■ THE EXERCISE
What is the number of lines containing the word "title"? Please answer with that number and nothing more.

■ EXERCISE MATERIAL

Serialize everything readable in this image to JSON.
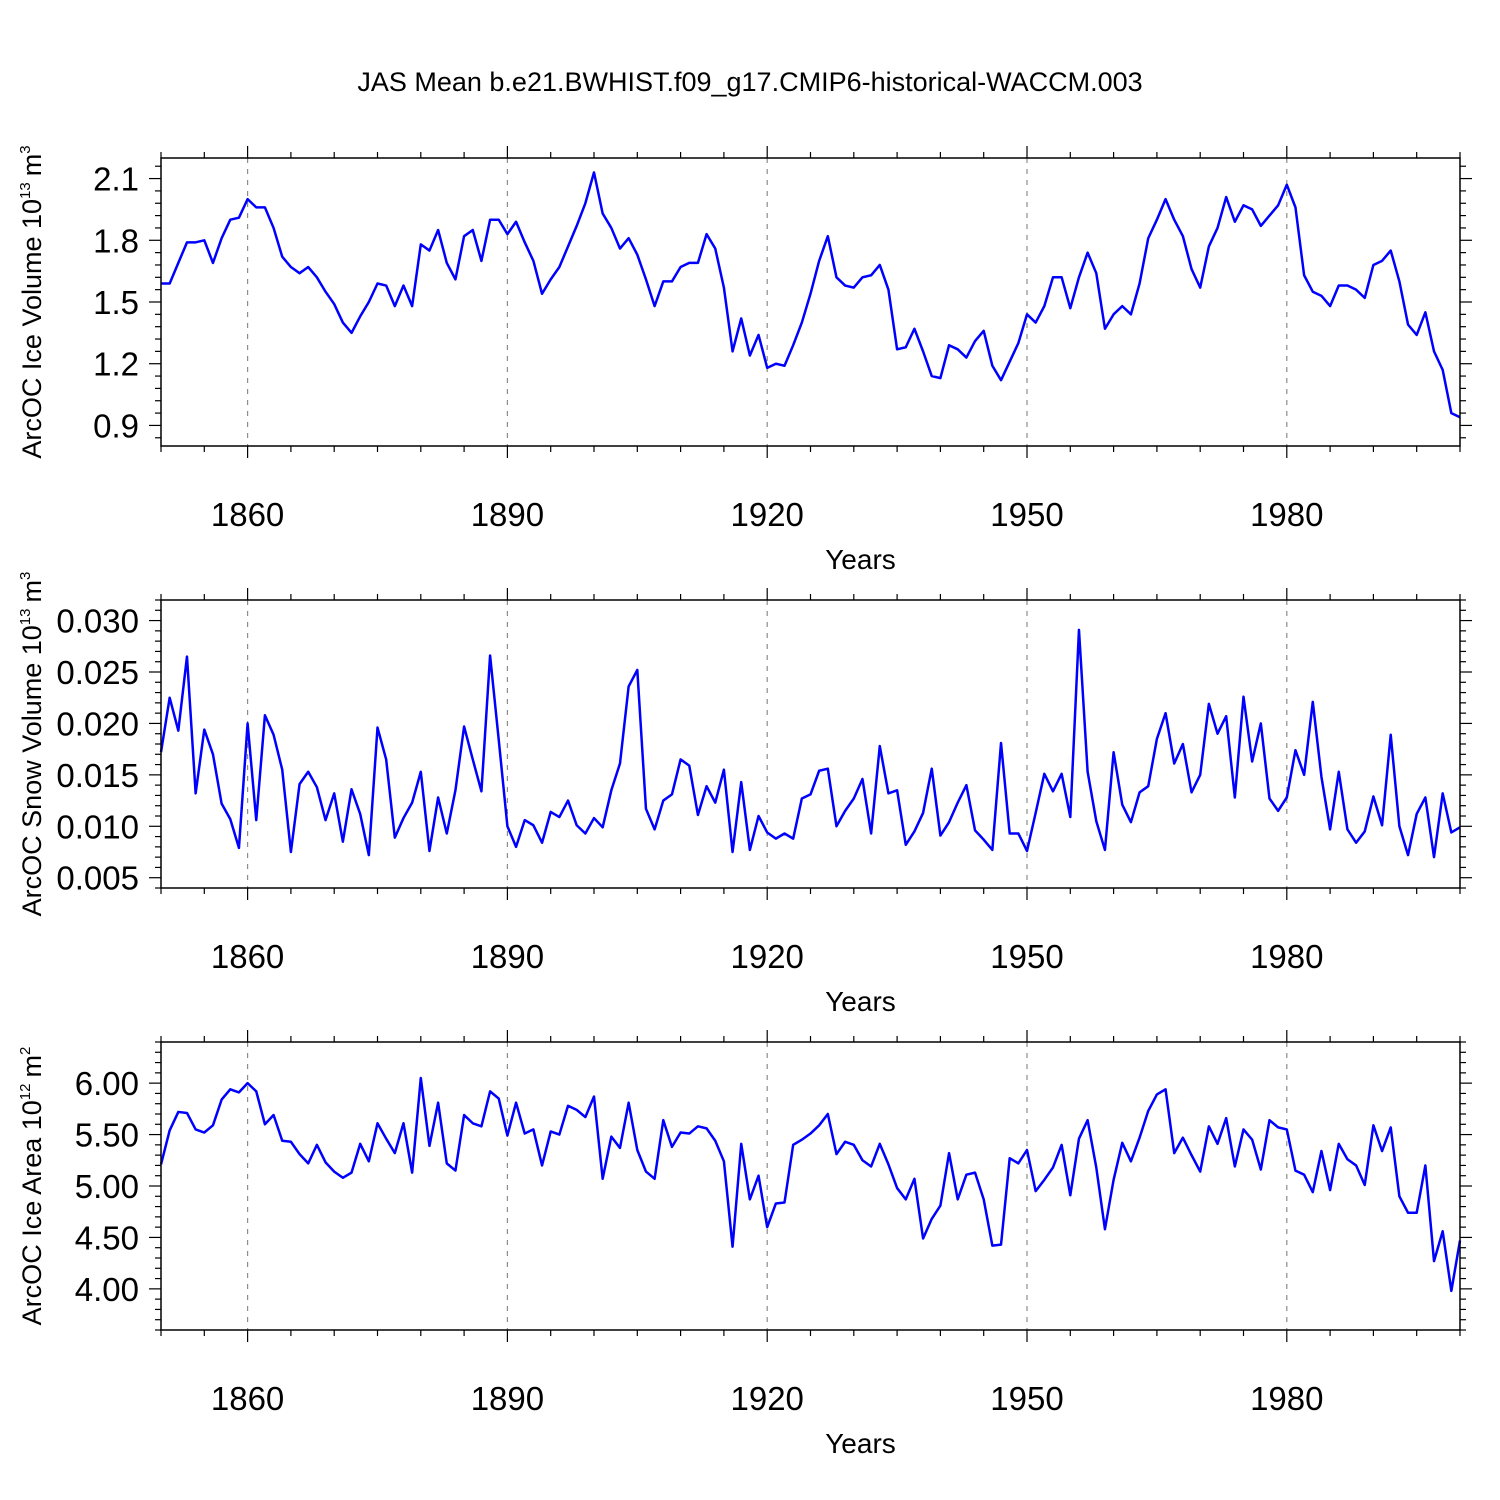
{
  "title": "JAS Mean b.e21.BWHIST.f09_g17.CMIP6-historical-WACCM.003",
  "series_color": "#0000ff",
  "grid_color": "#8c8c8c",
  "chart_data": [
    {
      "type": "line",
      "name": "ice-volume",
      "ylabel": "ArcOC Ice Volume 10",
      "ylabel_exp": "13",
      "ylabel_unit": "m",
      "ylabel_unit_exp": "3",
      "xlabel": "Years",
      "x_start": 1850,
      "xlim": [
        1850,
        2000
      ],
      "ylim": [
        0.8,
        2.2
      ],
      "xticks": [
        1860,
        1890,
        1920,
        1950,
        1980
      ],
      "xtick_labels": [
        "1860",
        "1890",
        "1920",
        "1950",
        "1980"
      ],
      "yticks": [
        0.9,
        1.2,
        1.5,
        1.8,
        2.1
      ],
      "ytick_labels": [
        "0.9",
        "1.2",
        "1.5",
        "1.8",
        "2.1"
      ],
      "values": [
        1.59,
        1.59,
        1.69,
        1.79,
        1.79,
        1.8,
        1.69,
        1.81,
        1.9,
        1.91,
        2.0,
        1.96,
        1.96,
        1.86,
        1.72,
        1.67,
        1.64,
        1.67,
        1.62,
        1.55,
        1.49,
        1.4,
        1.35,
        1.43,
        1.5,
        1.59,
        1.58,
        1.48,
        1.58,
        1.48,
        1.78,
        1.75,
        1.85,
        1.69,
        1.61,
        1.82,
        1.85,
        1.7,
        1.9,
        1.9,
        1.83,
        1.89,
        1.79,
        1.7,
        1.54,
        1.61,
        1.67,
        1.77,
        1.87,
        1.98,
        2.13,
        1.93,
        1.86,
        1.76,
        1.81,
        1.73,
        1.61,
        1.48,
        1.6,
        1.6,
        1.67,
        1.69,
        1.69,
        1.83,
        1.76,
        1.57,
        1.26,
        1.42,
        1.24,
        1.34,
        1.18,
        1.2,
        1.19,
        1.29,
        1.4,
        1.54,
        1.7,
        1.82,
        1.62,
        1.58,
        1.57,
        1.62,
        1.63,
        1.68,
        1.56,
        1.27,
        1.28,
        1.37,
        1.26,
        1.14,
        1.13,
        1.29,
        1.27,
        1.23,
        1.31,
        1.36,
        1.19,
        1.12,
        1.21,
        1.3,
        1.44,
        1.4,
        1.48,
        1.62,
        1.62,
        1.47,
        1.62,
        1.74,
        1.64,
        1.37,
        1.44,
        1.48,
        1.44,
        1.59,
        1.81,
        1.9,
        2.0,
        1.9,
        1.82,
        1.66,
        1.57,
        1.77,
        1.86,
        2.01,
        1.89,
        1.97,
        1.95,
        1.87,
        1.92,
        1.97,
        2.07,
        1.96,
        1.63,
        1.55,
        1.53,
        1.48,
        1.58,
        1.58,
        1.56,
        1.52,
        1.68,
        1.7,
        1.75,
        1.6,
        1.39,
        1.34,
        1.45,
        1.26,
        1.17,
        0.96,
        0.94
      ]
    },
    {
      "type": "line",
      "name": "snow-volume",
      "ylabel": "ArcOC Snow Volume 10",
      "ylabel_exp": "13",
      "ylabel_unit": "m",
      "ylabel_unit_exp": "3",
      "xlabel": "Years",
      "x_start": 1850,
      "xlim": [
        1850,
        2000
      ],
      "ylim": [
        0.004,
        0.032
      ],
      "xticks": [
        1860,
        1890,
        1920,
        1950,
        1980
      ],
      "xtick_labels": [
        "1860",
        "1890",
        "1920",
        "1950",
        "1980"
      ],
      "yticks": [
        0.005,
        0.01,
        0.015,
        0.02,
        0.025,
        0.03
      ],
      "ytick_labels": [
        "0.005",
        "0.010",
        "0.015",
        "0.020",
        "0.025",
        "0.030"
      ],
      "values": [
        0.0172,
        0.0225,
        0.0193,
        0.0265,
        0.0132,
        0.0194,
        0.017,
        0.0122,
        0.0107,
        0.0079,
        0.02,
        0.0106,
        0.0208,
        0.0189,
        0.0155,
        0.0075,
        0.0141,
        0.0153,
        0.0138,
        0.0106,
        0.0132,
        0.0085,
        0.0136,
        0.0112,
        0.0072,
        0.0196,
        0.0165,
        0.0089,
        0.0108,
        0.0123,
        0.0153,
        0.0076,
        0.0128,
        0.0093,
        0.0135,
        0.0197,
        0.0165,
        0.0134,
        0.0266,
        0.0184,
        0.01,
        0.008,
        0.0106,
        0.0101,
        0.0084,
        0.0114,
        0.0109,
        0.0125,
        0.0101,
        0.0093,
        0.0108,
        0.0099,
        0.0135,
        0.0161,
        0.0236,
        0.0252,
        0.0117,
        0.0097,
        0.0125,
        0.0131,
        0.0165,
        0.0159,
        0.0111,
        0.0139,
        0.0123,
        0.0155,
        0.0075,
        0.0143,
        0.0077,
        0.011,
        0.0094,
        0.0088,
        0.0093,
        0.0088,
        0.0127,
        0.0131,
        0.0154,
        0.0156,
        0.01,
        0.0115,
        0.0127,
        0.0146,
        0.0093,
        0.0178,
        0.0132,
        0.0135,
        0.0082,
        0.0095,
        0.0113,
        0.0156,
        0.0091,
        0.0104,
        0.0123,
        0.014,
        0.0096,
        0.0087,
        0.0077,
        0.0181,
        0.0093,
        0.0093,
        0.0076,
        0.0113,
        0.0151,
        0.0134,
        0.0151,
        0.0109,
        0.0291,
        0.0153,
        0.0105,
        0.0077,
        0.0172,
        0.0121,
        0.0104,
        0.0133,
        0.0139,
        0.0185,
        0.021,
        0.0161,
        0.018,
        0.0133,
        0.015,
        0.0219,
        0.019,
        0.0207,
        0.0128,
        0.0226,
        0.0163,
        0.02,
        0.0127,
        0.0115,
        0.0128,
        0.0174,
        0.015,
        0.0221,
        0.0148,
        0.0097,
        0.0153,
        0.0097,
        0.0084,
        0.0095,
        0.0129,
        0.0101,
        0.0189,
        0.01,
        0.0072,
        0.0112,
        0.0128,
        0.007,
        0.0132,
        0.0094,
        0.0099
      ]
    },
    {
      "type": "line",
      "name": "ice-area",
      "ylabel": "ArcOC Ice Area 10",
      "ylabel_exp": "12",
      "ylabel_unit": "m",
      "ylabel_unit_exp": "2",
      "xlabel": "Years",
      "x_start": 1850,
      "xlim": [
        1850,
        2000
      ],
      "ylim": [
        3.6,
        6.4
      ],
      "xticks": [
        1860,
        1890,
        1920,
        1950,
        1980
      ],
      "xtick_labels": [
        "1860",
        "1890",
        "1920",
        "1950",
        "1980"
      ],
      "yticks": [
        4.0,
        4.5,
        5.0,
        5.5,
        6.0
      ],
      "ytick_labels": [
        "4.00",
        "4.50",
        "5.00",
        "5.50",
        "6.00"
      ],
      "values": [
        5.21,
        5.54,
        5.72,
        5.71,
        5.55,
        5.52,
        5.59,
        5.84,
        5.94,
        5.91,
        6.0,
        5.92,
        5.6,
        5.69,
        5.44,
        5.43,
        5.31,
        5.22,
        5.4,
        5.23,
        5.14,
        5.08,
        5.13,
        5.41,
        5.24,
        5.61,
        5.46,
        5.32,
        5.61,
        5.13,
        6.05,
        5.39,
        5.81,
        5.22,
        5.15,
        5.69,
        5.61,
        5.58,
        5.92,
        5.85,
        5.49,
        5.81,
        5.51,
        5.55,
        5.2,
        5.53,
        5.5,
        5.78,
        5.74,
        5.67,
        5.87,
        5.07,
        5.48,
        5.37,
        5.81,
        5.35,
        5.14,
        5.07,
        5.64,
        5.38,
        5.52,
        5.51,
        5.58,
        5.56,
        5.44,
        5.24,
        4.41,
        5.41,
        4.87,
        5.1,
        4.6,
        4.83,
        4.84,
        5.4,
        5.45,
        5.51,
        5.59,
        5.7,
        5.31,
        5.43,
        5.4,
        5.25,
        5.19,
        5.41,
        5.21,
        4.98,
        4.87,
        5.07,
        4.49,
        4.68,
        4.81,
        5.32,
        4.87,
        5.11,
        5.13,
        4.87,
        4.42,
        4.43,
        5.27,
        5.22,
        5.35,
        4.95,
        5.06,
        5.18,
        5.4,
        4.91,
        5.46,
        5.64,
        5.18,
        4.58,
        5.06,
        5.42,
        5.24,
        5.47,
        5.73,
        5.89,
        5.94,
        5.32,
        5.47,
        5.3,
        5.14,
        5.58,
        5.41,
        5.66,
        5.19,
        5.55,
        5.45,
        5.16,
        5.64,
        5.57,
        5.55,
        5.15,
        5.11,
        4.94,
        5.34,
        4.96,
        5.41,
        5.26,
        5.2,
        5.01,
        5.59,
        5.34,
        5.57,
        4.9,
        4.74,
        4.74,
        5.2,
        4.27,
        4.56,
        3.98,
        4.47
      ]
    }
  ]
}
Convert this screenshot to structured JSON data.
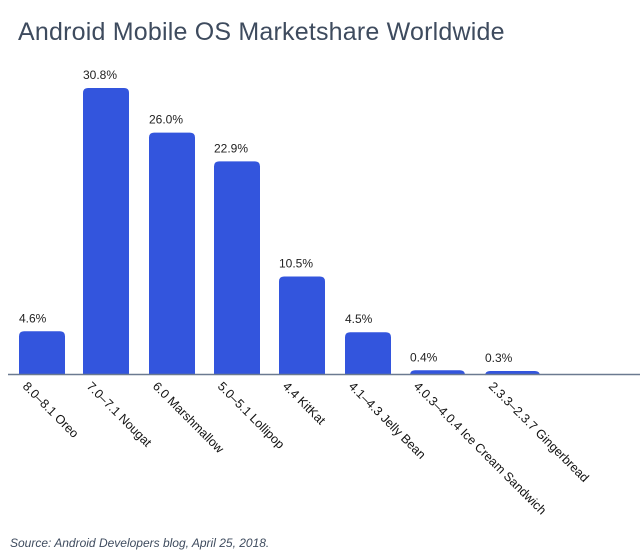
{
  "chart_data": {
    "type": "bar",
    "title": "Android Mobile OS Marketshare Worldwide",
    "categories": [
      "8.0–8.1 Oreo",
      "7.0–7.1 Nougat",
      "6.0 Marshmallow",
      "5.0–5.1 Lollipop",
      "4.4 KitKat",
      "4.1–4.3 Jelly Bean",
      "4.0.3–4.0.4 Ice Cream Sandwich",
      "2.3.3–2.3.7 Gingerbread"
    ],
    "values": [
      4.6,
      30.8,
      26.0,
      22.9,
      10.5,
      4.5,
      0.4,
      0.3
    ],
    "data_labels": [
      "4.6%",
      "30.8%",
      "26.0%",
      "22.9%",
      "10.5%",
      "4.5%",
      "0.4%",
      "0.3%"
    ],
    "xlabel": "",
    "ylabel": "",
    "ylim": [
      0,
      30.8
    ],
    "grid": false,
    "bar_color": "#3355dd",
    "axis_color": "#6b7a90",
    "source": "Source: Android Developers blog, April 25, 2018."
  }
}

■ FINISHED TASK
2